[Data entries]
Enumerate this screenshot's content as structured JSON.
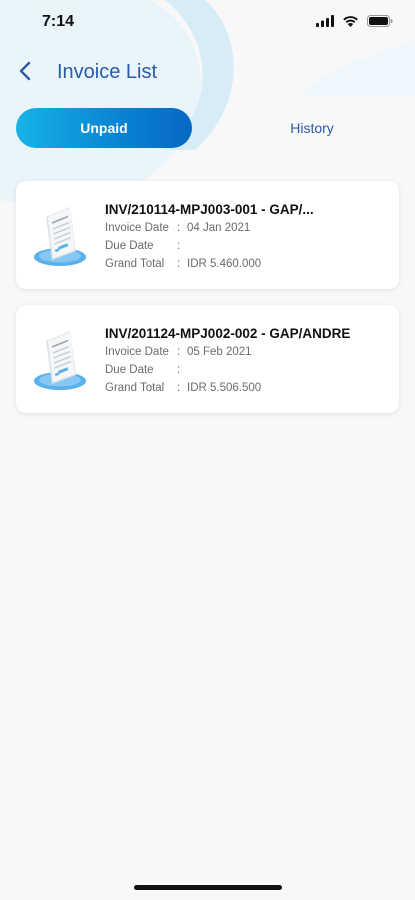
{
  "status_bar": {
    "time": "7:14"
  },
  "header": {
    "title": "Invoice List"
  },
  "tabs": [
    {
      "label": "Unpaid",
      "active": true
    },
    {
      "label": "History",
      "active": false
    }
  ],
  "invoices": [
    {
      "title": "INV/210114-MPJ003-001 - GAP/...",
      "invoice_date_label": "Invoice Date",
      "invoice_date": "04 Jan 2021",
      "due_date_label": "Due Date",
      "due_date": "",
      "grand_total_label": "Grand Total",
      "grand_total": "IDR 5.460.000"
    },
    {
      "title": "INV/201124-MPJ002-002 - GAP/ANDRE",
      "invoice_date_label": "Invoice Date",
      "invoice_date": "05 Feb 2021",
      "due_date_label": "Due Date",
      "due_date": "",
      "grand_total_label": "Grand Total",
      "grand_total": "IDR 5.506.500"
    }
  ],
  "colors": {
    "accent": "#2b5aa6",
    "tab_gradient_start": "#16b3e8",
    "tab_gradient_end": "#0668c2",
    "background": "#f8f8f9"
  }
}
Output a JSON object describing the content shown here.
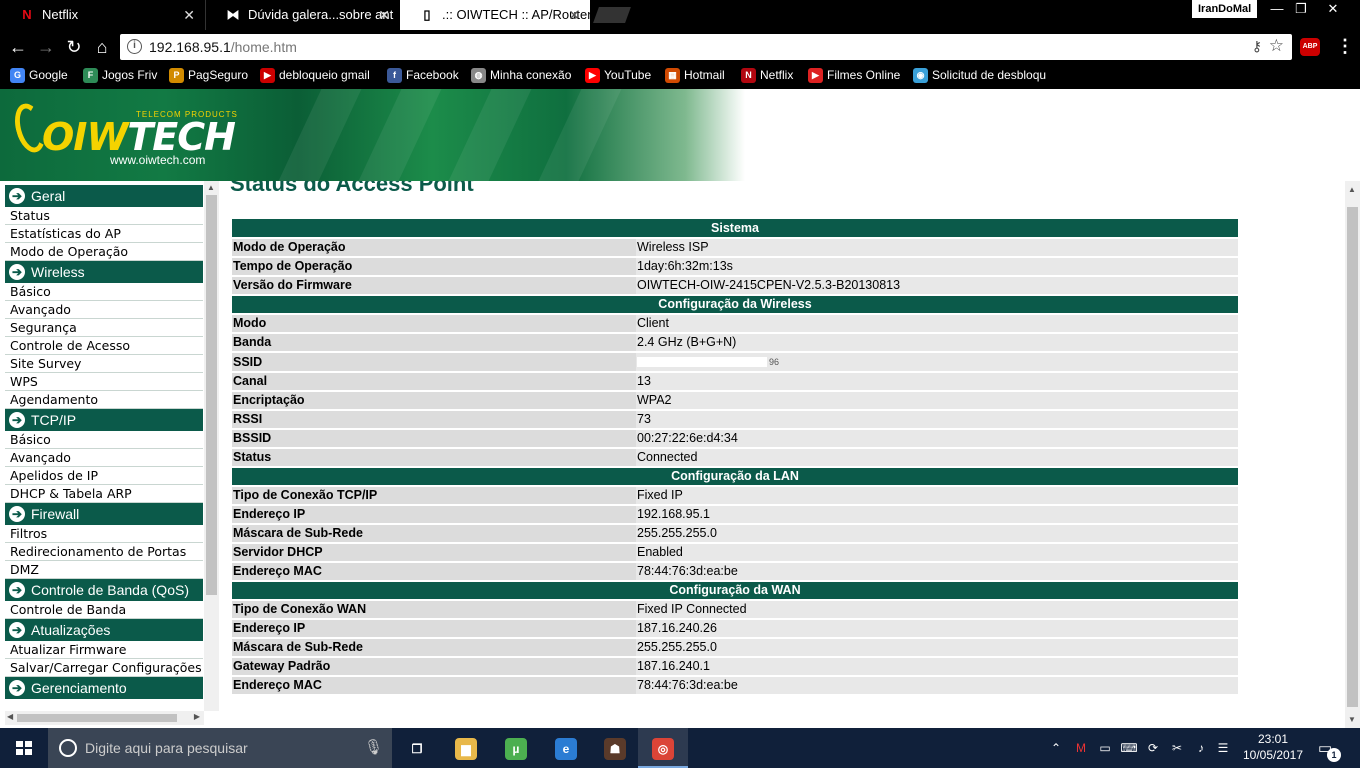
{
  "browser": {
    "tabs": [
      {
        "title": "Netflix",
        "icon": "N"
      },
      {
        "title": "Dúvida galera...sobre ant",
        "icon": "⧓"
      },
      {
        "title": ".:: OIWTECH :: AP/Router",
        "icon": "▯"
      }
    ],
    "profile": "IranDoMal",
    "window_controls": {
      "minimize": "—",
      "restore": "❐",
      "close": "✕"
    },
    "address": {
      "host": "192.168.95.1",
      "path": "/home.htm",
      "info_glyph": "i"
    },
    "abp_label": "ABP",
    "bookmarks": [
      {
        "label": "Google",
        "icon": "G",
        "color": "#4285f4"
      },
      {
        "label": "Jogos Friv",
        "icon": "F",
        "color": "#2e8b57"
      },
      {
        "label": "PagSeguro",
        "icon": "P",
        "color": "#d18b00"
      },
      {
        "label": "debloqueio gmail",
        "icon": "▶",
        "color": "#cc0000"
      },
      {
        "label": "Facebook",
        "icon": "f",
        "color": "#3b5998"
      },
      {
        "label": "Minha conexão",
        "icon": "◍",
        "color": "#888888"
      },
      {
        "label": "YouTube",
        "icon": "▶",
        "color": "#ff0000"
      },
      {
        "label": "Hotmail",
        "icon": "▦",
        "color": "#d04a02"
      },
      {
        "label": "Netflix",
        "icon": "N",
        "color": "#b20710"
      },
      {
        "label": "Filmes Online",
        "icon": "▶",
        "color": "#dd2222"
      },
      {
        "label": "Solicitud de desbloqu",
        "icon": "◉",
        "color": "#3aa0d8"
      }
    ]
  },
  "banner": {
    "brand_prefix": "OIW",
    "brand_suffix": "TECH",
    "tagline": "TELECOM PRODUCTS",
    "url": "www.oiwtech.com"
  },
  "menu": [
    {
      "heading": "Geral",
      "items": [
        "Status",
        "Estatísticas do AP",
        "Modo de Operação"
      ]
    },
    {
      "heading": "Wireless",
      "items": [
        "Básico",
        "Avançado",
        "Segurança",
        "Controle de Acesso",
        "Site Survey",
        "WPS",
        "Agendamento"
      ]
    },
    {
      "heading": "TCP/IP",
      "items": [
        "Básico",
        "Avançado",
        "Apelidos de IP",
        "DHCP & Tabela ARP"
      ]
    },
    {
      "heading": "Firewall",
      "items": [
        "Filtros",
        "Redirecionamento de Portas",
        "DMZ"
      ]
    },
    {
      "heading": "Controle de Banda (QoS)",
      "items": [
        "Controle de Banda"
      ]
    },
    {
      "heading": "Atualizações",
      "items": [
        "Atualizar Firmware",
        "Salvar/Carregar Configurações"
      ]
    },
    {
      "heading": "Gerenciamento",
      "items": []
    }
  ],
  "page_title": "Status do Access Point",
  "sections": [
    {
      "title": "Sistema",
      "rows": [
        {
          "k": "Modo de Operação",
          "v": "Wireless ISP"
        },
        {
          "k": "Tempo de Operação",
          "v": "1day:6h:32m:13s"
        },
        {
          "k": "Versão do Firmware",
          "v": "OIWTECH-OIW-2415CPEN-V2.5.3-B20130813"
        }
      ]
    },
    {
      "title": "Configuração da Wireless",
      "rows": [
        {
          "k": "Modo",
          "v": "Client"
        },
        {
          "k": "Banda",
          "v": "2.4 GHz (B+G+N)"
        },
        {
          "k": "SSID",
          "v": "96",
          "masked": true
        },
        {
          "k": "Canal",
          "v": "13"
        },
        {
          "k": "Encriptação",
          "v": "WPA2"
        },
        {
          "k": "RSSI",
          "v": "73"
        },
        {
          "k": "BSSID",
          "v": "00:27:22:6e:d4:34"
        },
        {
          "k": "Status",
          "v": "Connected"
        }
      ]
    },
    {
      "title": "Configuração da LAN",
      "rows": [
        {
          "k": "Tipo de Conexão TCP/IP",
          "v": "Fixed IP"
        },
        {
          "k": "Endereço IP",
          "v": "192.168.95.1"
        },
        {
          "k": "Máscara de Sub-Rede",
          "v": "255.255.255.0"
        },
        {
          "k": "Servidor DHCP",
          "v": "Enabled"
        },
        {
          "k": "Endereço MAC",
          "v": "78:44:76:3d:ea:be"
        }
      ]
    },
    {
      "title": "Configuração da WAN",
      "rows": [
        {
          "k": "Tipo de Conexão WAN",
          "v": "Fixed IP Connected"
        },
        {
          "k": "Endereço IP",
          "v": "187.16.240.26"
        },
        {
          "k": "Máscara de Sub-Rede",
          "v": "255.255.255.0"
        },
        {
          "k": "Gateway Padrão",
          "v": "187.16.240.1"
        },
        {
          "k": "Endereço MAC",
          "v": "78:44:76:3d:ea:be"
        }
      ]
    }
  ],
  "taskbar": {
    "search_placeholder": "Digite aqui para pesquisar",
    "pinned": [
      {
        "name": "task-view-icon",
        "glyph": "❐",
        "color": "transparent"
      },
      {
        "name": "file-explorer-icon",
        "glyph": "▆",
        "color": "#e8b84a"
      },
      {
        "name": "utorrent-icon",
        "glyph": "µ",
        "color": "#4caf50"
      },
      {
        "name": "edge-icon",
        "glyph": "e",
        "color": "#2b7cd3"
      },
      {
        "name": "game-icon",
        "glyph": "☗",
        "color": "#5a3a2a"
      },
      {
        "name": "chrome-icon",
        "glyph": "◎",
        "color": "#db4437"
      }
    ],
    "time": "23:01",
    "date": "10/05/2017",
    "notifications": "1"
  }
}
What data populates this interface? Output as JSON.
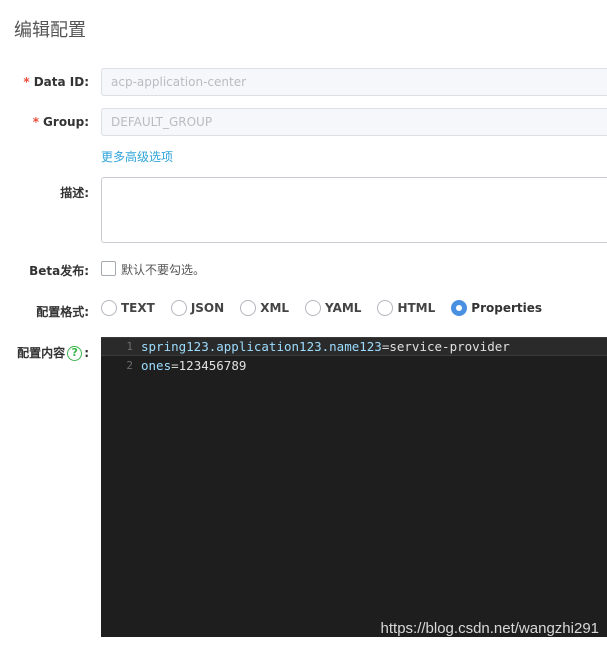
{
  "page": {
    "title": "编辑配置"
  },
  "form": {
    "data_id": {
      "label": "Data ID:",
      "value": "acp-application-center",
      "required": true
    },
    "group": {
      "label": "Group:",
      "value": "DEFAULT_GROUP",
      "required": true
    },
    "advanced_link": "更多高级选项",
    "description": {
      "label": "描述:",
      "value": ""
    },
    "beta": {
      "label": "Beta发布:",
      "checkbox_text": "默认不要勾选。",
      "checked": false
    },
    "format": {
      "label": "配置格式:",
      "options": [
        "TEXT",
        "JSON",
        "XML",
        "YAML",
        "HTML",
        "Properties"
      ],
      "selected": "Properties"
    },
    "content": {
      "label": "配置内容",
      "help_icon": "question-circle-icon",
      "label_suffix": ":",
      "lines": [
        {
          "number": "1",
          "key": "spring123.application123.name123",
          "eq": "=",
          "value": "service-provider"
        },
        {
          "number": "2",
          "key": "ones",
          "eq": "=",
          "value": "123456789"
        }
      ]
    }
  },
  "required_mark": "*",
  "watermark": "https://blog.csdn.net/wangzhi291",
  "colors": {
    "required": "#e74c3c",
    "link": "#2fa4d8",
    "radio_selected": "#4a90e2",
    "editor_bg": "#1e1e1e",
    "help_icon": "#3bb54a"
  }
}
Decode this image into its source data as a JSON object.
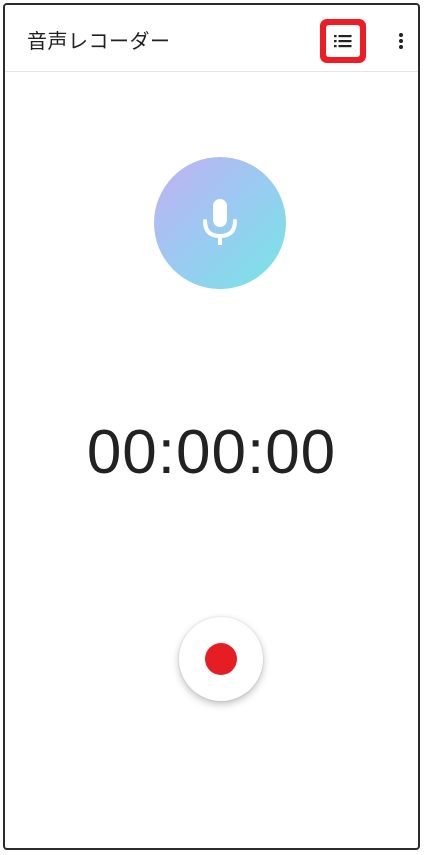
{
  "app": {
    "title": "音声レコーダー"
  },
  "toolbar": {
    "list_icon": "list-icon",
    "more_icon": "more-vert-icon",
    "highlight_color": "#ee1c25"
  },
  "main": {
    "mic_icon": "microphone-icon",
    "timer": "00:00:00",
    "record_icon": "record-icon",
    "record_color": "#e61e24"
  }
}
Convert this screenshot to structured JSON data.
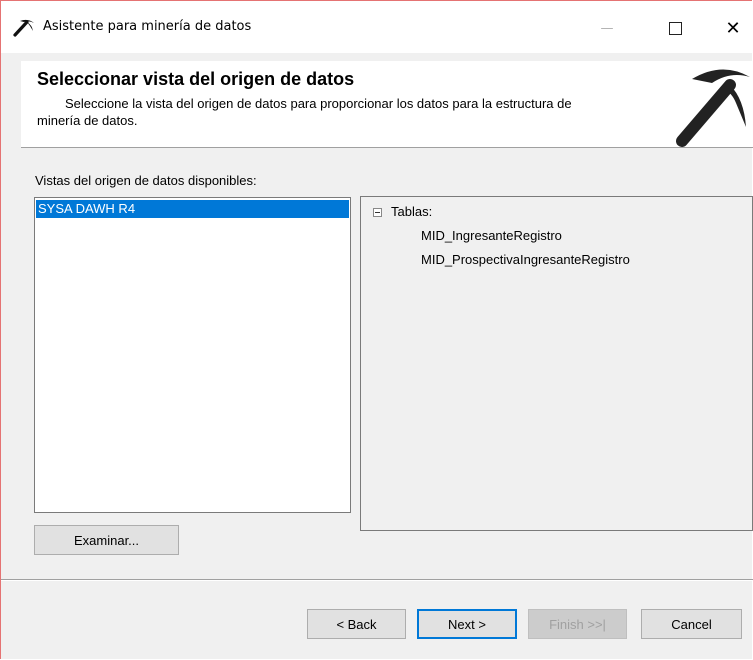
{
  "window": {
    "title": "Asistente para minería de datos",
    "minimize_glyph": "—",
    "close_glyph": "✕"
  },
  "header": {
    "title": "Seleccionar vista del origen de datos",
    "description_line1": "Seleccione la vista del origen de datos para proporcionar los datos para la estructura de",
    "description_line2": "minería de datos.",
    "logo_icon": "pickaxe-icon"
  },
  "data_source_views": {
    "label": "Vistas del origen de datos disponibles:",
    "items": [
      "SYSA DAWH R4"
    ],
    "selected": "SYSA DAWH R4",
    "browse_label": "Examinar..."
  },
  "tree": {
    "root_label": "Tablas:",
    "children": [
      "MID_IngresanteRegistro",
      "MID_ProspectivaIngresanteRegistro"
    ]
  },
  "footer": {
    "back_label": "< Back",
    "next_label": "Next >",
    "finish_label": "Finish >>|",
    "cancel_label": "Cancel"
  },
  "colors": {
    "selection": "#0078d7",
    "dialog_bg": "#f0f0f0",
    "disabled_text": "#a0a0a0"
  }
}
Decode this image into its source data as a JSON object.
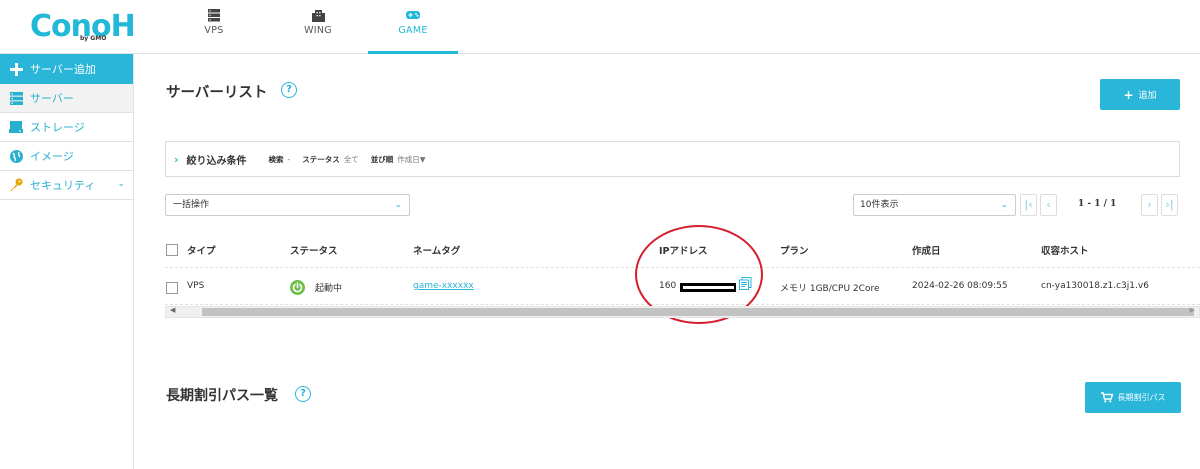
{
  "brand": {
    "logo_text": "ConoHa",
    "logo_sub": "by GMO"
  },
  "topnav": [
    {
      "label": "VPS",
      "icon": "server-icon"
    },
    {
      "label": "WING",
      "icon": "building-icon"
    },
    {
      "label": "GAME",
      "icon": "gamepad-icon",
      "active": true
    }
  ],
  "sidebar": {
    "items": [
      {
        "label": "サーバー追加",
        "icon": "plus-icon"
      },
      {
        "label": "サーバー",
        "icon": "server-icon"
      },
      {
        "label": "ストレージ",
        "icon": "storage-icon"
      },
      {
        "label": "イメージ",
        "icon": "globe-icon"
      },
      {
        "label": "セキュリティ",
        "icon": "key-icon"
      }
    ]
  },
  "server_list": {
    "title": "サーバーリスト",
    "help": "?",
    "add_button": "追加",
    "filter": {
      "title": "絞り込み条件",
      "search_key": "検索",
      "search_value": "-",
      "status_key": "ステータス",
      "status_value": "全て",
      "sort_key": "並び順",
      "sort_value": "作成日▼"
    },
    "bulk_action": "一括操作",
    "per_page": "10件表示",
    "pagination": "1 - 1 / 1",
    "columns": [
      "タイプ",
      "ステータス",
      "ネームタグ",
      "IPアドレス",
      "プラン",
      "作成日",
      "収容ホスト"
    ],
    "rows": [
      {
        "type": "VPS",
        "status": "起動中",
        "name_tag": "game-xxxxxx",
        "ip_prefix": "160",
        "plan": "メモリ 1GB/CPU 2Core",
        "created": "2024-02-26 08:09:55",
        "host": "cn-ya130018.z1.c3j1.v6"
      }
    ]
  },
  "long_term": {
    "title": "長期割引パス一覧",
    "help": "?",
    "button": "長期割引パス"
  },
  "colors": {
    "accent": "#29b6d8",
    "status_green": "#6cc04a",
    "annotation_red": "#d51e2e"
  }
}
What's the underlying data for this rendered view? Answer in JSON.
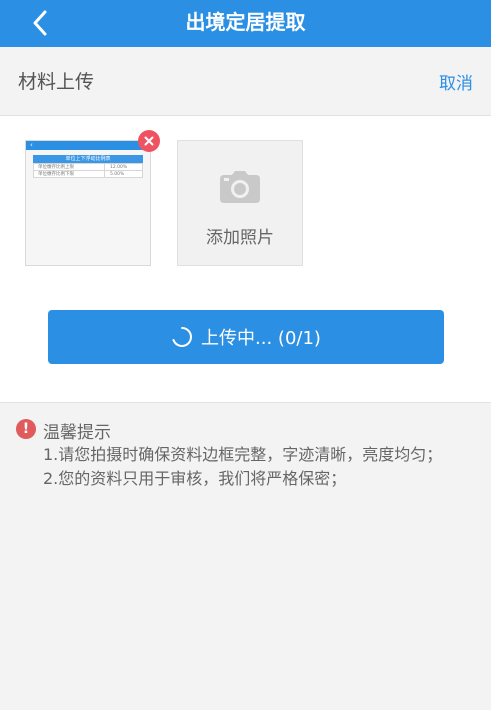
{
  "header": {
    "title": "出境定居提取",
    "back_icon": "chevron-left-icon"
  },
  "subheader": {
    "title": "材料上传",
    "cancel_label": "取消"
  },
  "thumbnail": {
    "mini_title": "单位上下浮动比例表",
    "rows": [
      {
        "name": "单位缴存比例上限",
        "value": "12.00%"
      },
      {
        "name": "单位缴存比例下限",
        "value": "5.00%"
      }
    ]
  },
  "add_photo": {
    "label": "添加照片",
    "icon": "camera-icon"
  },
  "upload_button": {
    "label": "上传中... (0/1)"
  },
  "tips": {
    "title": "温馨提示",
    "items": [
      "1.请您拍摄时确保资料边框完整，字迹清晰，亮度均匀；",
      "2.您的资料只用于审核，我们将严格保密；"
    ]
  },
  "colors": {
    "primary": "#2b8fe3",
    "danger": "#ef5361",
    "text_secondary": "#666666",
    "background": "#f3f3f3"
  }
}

Requirement: Among the records above, how many lines carry the string "host"? Reply with the number alone.

Task answer: 2